● **Data supplied**
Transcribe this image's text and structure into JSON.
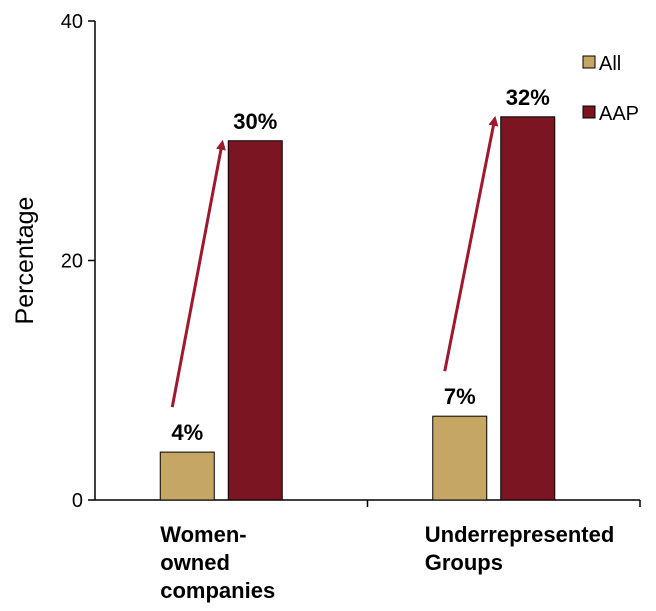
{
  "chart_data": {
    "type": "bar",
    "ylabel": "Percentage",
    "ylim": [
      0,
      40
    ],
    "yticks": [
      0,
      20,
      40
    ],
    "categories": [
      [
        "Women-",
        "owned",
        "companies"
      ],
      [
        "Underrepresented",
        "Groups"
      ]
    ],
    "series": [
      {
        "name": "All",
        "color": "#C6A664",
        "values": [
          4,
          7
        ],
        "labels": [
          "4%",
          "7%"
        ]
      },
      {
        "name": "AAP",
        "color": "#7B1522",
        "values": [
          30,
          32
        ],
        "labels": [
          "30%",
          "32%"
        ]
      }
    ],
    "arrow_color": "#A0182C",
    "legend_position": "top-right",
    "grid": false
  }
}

* * *

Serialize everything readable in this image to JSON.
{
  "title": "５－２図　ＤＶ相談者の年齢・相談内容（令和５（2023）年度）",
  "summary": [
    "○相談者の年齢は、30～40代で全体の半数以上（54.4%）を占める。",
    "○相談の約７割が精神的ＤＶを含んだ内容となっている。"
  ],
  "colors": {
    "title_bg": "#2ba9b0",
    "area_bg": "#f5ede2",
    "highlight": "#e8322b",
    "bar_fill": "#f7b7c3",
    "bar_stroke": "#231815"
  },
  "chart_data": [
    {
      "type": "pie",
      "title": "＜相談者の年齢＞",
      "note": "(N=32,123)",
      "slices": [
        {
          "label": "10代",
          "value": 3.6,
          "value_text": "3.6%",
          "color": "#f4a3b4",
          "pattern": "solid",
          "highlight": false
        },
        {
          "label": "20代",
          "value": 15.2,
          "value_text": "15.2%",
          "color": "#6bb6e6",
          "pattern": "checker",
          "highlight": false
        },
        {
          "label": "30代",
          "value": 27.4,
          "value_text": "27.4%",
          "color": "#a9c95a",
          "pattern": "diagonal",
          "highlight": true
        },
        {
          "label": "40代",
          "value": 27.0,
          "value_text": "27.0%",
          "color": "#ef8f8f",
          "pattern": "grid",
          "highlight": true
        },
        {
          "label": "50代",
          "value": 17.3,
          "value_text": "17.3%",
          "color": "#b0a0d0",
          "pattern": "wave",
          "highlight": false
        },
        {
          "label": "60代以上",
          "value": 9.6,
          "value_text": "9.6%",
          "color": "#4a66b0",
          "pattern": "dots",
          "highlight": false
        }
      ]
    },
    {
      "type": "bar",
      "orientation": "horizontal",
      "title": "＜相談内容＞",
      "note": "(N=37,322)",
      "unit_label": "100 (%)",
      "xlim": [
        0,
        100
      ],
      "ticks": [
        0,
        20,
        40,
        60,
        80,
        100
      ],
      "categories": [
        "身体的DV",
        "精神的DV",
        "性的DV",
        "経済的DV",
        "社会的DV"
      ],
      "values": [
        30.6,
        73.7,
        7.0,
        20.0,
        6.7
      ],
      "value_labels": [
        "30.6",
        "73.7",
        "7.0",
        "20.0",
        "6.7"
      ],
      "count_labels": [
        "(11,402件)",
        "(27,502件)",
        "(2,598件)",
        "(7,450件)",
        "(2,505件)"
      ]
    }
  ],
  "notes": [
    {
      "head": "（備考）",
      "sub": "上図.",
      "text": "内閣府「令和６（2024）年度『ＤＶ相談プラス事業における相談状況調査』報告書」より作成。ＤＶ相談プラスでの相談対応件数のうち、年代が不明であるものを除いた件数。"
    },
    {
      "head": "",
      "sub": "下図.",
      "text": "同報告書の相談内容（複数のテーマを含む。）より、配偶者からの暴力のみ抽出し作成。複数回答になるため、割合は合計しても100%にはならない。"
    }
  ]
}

● **To be done**
Check each line of the records for the word "image", and show the lines that contain it.

● **Full response**
Transcribe this image's text and structure into JSON.
Serialize everything readable in this image to JSON.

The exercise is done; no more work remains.